Supplied records =>
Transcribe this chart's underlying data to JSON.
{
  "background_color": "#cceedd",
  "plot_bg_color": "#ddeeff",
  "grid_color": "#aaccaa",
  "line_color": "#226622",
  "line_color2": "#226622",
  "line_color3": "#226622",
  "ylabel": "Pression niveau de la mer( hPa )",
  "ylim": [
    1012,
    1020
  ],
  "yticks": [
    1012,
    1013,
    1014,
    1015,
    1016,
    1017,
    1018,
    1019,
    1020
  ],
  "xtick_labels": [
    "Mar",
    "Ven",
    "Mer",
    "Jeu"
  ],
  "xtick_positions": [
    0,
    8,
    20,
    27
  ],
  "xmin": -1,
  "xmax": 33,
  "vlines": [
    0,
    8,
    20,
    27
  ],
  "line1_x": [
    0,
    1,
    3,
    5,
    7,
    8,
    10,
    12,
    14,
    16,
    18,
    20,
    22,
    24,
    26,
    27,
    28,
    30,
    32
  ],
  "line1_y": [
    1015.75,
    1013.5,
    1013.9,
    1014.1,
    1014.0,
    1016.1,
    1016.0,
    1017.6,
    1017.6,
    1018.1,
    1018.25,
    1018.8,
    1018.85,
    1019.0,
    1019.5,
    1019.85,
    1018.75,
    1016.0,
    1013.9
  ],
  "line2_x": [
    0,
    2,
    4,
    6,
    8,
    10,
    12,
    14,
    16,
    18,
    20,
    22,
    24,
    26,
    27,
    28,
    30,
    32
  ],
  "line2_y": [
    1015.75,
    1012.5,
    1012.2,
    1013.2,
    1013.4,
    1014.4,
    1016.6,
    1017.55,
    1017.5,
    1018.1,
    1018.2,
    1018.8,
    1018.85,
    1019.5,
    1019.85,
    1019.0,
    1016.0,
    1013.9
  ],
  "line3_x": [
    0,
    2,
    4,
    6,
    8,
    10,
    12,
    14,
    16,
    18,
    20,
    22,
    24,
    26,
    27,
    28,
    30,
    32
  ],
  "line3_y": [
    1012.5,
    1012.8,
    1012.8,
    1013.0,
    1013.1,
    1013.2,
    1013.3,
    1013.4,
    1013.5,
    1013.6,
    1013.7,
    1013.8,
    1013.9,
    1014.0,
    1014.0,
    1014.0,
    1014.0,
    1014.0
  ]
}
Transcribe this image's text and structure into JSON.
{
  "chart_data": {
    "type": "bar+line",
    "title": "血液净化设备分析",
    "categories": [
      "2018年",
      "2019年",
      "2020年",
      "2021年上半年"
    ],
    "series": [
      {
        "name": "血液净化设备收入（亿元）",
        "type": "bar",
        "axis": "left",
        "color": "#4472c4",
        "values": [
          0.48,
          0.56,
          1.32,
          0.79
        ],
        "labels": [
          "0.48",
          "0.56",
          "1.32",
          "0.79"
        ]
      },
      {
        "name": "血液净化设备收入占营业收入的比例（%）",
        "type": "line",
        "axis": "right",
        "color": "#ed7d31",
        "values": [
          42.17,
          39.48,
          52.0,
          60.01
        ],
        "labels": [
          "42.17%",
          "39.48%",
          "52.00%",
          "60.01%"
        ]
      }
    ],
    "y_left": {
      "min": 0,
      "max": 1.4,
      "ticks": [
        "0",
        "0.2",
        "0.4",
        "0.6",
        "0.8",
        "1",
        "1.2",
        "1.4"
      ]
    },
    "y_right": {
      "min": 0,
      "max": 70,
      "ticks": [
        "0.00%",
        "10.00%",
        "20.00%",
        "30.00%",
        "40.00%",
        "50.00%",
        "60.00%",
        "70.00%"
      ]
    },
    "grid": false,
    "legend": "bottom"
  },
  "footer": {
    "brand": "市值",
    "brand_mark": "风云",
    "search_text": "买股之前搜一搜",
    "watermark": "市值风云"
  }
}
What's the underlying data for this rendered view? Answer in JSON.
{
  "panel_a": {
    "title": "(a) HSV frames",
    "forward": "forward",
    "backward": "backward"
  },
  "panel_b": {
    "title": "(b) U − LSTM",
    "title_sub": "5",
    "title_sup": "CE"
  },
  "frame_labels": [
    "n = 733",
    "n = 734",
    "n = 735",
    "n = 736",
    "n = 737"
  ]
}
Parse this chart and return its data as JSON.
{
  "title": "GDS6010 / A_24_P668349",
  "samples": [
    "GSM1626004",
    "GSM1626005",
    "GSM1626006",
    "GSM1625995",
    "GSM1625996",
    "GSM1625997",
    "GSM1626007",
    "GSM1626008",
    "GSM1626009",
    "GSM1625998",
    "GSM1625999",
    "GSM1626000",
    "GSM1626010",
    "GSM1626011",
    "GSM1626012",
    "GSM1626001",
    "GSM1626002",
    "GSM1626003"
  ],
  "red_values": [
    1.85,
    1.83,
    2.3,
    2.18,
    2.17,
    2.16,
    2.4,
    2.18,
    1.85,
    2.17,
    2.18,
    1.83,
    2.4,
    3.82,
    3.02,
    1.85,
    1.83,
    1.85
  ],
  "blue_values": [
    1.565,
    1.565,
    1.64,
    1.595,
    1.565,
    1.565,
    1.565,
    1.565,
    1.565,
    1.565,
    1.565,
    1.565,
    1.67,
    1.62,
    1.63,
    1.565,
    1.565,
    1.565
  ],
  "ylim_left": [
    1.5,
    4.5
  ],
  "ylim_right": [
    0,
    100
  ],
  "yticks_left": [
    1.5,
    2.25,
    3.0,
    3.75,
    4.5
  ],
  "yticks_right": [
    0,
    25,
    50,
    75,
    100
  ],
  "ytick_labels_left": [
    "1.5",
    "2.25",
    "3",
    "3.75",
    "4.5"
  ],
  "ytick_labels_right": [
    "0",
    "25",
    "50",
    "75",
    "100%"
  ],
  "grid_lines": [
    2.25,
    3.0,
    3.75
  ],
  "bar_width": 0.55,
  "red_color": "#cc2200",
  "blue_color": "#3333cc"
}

Instruction =>
Identify all lines where the word "JSON" shows up. Copy them.

Final answer =>
Transcribe this chart's underlying data to JSON.
Transcribe this image's text and structure into JSON.
What's the underlying data for this rendered view? Answer in JSON.
Parse this chart and return its data as JSON.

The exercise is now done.